TASK DIRECTIONS
What is needed here is an exact copy of every entry.

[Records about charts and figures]
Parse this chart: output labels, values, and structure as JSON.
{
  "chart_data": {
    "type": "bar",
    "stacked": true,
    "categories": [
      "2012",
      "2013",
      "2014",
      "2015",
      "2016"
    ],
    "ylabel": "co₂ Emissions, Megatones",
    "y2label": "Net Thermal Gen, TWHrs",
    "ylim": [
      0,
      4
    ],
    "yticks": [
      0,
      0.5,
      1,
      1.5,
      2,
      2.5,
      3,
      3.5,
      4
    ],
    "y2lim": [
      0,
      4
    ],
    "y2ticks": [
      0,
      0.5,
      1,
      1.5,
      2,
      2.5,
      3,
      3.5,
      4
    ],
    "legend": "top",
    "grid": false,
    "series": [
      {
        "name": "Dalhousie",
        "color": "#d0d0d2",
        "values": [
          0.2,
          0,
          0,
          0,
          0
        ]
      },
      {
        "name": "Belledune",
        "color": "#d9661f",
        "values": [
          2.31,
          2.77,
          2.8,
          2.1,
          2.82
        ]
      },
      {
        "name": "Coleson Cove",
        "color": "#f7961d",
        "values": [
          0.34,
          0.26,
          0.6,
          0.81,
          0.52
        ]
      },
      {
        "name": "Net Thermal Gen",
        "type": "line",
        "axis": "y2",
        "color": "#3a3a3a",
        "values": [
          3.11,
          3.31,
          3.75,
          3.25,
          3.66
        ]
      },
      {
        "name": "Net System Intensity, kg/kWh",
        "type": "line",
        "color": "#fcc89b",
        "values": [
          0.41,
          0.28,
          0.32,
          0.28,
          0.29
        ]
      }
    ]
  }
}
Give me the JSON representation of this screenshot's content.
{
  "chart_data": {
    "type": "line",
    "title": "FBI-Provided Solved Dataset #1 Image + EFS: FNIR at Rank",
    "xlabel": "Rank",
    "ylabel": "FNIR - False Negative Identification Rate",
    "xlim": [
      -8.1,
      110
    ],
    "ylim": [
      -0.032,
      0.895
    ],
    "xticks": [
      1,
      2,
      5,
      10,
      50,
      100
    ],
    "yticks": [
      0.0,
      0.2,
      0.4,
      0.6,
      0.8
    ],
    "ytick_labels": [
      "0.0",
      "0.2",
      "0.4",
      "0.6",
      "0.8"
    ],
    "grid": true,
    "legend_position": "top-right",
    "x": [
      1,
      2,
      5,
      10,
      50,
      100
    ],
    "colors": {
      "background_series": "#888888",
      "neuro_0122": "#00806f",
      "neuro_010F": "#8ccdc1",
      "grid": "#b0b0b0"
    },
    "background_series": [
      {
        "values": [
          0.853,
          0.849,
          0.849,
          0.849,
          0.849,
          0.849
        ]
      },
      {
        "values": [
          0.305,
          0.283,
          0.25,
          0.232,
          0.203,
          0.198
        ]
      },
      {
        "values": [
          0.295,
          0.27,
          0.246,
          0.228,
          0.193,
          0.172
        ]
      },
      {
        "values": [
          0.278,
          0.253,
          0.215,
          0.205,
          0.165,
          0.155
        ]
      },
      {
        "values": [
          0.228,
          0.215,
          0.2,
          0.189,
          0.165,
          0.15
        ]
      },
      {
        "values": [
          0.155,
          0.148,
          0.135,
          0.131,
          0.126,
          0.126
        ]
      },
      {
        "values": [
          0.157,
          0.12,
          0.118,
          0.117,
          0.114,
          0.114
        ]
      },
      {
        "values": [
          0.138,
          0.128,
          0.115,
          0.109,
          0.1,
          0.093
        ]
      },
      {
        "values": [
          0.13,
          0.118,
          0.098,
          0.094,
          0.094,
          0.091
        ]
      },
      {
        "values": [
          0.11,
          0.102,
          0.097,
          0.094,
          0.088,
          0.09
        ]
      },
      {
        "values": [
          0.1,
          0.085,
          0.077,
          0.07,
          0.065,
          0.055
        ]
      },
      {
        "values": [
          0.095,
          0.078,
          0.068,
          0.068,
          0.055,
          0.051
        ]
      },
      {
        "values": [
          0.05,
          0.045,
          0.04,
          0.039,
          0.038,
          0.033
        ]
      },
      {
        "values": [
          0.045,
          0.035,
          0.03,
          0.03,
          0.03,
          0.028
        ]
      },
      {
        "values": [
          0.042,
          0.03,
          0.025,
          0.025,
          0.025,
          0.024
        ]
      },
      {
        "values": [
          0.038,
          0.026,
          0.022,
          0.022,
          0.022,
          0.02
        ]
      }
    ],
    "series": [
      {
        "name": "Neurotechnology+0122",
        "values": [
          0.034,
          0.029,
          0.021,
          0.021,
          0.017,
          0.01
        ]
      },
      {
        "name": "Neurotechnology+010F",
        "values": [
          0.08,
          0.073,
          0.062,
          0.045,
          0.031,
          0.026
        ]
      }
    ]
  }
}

RIGHT ANSWER
Parse this chart: output labels, values, and structure as JSON.
{
  "chart_data": {
    "type": "bar",
    "stacked": true,
    "categories": [
      "2012",
      "2013",
      "2014",
      "2015",
      "2016"
    ],
    "ylabel": "co₂ Emissions, Megatones",
    "y2label": "Net Thermal Gen, TWHrs",
    "ylim": [
      0,
      4
    ],
    "yticks": [
      0,
      0.5,
      1,
      1.5,
      2,
      2.5,
      3,
      3.5,
      4
    ],
    "y2lim": [
      0,
      4
    ],
    "y2ticks": [
      0,
      0.5,
      1,
      1.5,
      2,
      2.5,
      3,
      3.5,
      4
    ],
    "legend": "top",
    "grid": false,
    "series": [
      {
        "name": "Dalhousie",
        "color": "#d0d0d2",
        "values": [
          0.2,
          0,
          0,
          0,
          0
        ]
      },
      {
        "name": "Belledune",
        "color": "#d9661f",
        "values": [
          2.31,
          2.77,
          2.8,
          2.1,
          2.82
        ]
      },
      {
        "name": "Coleson Cove",
        "color": "#f7961d",
        "values": [
          0.34,
          0.26,
          0.6,
          0.81,
          0.52
        ]
      },
      {
        "name": "Net Thermal Gen",
        "type": "line",
        "axis": "y2",
        "color": "#3a3a3a",
        "values": [
          3.11,
          3.31,
          3.75,
          3.25,
          3.66
        ]
      },
      {
        "name": "Net System Intensity, kg/kWh",
        "type": "line",
        "color": "#fcc89b",
        "values": [
          0.41,
          0.28,
          0.32,
          0.28,
          0.29
        ]
      }
    ]
  }
}
Give me the JSON representation of this screenshot's content.
{
  "chart_data": {
    "type": "line",
    "title": "FBI-Provided Solved Dataset #1 Image + EFS: FNIR at Rank",
    "xlabel": "Rank",
    "ylabel": "FNIR - False Negative Identification Rate",
    "xlim": [
      -8.1,
      110
    ],
    "ylim": [
      -0.032,
      0.895
    ],
    "xticks": [
      1,
      2,
      5,
      10,
      50,
      100
    ],
    "yticks": [
      0.0,
      0.2,
      0.4,
      0.6,
      0.8
    ],
    "ytick_labels": [
      "0.0",
      "0.2",
      "0.4",
      "0.6",
      "0.8"
    ],
    "grid": true,
    "legend_position": "top-right",
    "x": [
      1,
      2,
      5,
      10,
      50,
      100
    ],
    "colors": {
      "background_series": "#888888",
      "neuro_0122": "#00806f",
      "neuro_010F": "#8ccdc1",
      "grid": "#b0b0b0"
    },
    "background_series": [
      {
        "values": [
          0.853,
          0.849,
          0.849,
          0.849,
          0.849,
          0.849
        ]
      },
      {
        "values": [
          0.305,
          0.283,
          0.25,
          0.232,
          0.203,
          0.198
        ]
      },
      {
        "values": [
          0.295,
          0.27,
          0.246,
          0.228,
          0.193,
          0.172
        ]
      },
      {
        "values": [
          0.278,
          0.253,
          0.215,
          0.205,
          0.165,
          0.155
        ]
      },
      {
        "values": [
          0.228,
          0.215,
          0.2,
          0.189,
          0.165,
          0.15
        ]
      },
      {
        "values": [
          0.155,
          0.148,
          0.135,
          0.131,
          0.126,
          0.126
        ]
      },
      {
        "values": [
          0.157,
          0.12,
          0.118,
          0.117,
          0.114,
          0.114
        ]
      },
      {
        "values": [
          0.138,
          0.128,
          0.115,
          0.109,
          0.1,
          0.093
        ]
      },
      {
        "values": [
          0.13,
          0.118,
          0.098,
          0.094,
          0.094,
          0.091
        ]
      },
      {
        "values": [
          0.11,
          0.102,
          0.097,
          0.094,
          0.088,
          0.09
        ]
      },
      {
        "values": [
          0.1,
          0.085,
          0.077,
          0.07,
          0.065,
          0.055
        ]
      },
      {
        "values": [
          0.095,
          0.078,
          0.068,
          0.068,
          0.055,
          0.051
        ]
      },
      {
        "values": [
          0.05,
          0.045,
          0.04,
          0.039,
          0.038,
          0.033
        ]
      },
      {
        "values": [
          0.045,
          0.035,
          0.03,
          0.03,
          0.03,
          0.028
        ]
      },
      {
        "values": [
          0.042,
          0.03,
          0.025,
          0.025,
          0.025,
          0.024
        ]
      },
      {
        "values": [
          0.038,
          0.026,
          0.022,
          0.022,
          0.022,
          0.02
        ]
      }
    ],
    "series": [
      {
        "name": "Neurotechnology+0122",
        "values": [
          0.034,
          0.029,
          0.021,
          0.021,
          0.017,
          0.01
        ]
      },
      {
        "name": "Neurotechnology+010F",
        "values": [
          0.08,
          0.073,
          0.062,
          0.045,
          0.031,
          0.026
        ]
      }
    ]
  }
}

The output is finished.